_WRITTEN REQUEST_: Filter the data below, keeping only the lines that contain the word "pressure" and copying each one in full.

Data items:
============
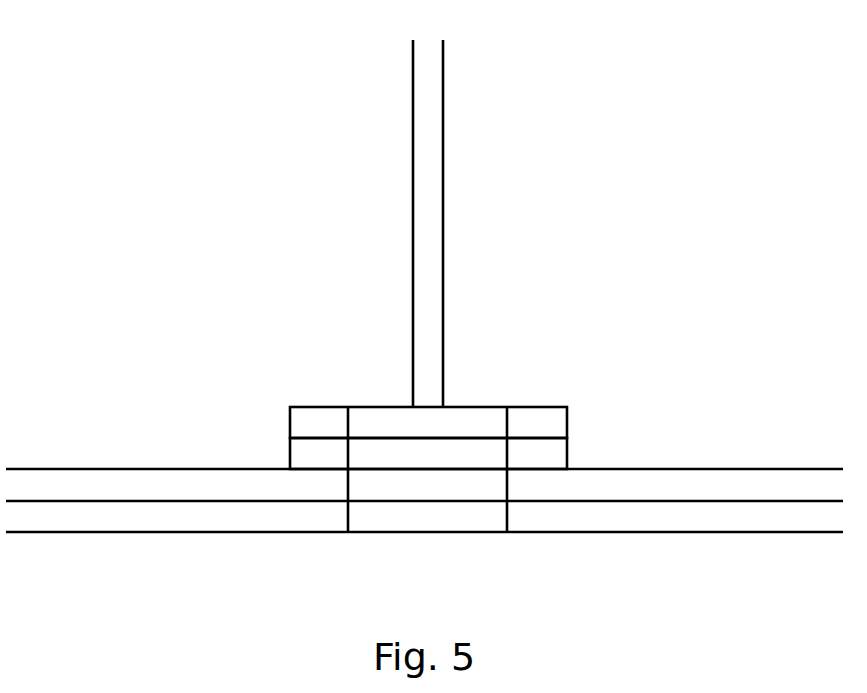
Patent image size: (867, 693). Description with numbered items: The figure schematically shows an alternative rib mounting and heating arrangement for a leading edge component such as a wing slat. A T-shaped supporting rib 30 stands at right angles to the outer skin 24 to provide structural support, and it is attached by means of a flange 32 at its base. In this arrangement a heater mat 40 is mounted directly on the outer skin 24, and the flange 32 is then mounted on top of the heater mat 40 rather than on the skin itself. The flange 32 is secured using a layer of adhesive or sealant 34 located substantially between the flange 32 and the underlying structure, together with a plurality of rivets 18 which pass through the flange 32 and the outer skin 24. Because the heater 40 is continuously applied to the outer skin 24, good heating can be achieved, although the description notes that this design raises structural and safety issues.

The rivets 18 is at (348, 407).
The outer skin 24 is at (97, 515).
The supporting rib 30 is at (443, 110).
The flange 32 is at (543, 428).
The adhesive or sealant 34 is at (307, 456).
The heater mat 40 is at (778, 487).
============
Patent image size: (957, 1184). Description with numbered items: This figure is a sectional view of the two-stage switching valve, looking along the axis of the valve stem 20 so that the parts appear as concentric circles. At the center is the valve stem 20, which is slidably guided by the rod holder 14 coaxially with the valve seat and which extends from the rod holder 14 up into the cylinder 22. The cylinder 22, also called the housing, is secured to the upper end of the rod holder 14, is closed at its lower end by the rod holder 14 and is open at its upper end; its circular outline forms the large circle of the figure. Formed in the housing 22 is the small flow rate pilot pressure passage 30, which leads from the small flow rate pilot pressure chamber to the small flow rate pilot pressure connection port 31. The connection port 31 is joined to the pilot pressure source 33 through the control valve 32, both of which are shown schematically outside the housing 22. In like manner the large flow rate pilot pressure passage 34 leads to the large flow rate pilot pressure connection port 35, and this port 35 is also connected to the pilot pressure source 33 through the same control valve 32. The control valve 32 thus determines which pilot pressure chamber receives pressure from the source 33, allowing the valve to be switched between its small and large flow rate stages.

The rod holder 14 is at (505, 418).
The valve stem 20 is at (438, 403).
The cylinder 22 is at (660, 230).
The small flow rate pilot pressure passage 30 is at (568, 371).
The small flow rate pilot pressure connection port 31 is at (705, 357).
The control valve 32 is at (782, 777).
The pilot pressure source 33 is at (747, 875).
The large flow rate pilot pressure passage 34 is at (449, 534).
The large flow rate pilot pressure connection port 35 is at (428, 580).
============
_OUTPUT FOR THIS TASK_:
Patent image size: (957, 1184). Description with numbered items: This figure is a sectional view of the two-stage switching valve, looking along the axis of the valve stem 20 so that the parts appear as concentric circles. At the center is the valve stem 20, which is slidably guided by the rod holder 14 coaxially with the valve seat and which extends from the rod holder 14 up into the cylinder 22. The cylinder 22, also called the housing, is secured to the upper end of the rod holder 14, is closed at its lower end by the rod holder 14 and is open at its upper end; its circular outline forms the large circle of the figure. Formed in the housing 22 is the small flow rate pilot pressure passage 30, which leads from the small flow rate pilot pressure chamber to the small flow rate pilot pressure connection port 31. The connection port 31 is joined to the pilot pressure source 33 through the control valve 32, both of which are shown schematically outside the housing 22. In like manner the large flow rate pilot pressure passage 34 leads to the large flow rate pilot pressure connection port 35, and this port 35 is also connected to the pilot pressure source 33 through the same control valve 32. The control valve 32 thus determines which pilot pressure chamber receives pressure from the source 33, allowing the valve to be switched between its small and large flow rate stages.
The small flow rate pilot pressure passage 30 is at (568, 371).
The small flow rate pilot pressure connection port 31 is at (705, 357).
The pilot pressure source 33 is at (747, 875).
The large flow rate pilot pressure passage 34 is at (449, 534).
The large flow rate pilot pressure connection port 35 is at (428, 580).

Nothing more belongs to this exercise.